Where a line of the material contains the string "marker", copy that line.

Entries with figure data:
☆ ☆ ☆ ☆ ☆
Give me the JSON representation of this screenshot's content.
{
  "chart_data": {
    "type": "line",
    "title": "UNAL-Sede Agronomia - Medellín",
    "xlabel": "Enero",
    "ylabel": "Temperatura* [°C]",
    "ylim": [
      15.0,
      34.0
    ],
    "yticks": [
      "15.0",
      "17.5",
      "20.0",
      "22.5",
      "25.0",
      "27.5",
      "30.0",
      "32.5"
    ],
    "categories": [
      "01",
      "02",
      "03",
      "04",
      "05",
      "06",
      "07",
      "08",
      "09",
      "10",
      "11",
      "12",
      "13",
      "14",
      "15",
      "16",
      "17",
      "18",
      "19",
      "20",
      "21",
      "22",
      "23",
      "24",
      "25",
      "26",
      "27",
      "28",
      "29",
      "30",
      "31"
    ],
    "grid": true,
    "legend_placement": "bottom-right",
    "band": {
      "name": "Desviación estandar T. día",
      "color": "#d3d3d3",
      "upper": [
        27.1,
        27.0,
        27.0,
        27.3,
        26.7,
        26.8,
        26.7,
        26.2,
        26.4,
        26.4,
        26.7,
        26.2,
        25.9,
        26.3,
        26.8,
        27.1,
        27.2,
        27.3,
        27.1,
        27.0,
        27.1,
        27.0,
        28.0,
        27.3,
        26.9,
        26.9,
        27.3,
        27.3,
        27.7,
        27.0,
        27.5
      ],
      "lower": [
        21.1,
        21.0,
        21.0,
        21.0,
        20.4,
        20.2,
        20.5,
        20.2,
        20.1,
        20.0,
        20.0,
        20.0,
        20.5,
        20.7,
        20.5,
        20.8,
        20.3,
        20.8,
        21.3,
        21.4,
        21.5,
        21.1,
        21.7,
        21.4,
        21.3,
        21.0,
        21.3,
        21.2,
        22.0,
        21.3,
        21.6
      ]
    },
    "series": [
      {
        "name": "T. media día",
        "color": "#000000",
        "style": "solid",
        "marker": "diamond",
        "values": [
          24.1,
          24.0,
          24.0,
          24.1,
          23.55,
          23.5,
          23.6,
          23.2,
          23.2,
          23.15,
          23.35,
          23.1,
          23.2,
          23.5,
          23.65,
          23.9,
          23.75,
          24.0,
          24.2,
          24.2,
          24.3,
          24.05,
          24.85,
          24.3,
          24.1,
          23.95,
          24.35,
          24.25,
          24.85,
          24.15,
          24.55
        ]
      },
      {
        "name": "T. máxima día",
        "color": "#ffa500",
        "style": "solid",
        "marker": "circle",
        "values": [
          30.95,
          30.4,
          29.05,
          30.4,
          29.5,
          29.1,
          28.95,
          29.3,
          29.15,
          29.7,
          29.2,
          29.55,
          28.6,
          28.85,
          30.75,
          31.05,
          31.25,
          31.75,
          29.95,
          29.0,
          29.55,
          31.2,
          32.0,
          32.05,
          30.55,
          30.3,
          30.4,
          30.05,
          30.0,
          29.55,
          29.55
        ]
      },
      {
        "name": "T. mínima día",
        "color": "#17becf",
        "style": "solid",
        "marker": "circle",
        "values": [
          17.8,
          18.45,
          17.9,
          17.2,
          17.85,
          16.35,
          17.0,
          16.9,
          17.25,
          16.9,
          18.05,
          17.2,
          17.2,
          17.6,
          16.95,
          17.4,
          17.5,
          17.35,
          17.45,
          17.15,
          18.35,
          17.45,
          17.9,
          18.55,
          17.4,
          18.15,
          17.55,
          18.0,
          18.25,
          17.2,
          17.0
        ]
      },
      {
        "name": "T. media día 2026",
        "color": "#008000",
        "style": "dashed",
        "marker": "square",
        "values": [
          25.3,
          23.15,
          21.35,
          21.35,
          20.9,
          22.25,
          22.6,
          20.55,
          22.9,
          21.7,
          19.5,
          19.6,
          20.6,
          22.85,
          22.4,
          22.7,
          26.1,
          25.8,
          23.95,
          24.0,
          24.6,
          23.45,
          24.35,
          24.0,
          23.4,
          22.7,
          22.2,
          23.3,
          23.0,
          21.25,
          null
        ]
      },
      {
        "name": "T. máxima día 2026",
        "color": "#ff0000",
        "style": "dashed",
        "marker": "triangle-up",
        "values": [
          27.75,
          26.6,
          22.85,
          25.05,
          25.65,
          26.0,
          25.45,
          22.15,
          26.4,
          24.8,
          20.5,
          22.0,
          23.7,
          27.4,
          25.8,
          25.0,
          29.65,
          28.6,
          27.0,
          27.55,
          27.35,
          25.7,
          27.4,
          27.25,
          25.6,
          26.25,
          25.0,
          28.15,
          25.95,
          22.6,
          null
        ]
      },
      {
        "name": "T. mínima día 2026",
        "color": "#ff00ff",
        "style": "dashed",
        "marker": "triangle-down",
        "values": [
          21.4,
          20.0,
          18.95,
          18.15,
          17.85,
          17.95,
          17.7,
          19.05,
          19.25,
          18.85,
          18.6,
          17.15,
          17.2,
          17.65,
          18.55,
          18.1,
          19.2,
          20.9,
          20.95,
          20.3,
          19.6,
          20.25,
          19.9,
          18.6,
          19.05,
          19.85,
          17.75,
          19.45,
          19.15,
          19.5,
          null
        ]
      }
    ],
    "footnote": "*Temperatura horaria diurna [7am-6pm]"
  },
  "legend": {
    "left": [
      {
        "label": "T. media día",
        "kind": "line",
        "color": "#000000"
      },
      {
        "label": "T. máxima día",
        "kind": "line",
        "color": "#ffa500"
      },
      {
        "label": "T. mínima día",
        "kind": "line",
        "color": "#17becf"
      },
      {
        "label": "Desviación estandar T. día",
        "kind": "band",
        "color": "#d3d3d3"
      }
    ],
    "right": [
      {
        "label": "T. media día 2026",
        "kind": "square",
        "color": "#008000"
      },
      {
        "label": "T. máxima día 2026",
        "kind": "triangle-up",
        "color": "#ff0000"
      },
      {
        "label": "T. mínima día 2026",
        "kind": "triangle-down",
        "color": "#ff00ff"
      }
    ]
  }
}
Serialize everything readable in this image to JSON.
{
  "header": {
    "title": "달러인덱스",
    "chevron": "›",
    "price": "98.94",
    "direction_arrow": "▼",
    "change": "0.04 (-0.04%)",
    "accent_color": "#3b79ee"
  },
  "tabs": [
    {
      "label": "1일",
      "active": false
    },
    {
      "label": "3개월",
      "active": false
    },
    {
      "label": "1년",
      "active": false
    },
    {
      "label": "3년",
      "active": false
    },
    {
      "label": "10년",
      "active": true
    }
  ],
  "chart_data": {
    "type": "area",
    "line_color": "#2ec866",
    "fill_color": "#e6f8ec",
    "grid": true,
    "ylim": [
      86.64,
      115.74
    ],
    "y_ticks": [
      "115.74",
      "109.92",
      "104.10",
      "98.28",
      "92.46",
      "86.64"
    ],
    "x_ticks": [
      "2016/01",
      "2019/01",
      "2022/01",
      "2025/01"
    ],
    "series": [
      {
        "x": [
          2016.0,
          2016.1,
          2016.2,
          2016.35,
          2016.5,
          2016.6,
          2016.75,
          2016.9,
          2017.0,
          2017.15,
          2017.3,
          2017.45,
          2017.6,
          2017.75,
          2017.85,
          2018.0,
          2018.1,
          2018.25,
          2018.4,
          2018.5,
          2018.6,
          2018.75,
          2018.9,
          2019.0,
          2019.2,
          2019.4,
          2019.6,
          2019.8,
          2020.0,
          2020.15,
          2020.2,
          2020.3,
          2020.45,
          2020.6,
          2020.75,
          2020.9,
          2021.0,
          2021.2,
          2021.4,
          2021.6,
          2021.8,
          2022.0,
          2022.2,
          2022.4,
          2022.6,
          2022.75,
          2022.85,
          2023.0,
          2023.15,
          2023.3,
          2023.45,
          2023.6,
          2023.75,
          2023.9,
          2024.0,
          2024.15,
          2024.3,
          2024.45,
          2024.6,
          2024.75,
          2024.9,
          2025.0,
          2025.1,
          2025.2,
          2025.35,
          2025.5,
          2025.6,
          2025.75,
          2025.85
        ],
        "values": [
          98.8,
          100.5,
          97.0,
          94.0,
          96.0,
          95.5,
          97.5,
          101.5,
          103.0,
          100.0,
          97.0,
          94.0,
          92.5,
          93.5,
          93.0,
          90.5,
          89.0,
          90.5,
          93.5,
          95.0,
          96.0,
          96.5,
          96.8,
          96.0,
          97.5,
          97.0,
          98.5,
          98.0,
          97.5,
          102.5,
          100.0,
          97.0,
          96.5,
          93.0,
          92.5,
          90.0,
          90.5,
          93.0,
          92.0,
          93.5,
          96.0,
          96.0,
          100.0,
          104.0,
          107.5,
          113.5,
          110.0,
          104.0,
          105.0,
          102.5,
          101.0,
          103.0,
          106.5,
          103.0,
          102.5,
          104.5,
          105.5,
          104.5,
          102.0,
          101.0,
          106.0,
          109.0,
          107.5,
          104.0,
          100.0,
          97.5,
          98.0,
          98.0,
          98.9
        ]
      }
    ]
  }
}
☆ ☆ ☆ ☆ ☆
**FULL OUTPUT:**
        "marker": "diamond",
        "marker": "circle",
        "marker": "circle",
        "marker": "square",
        "marker": "triangle-up",
        "marker": "triangle-down",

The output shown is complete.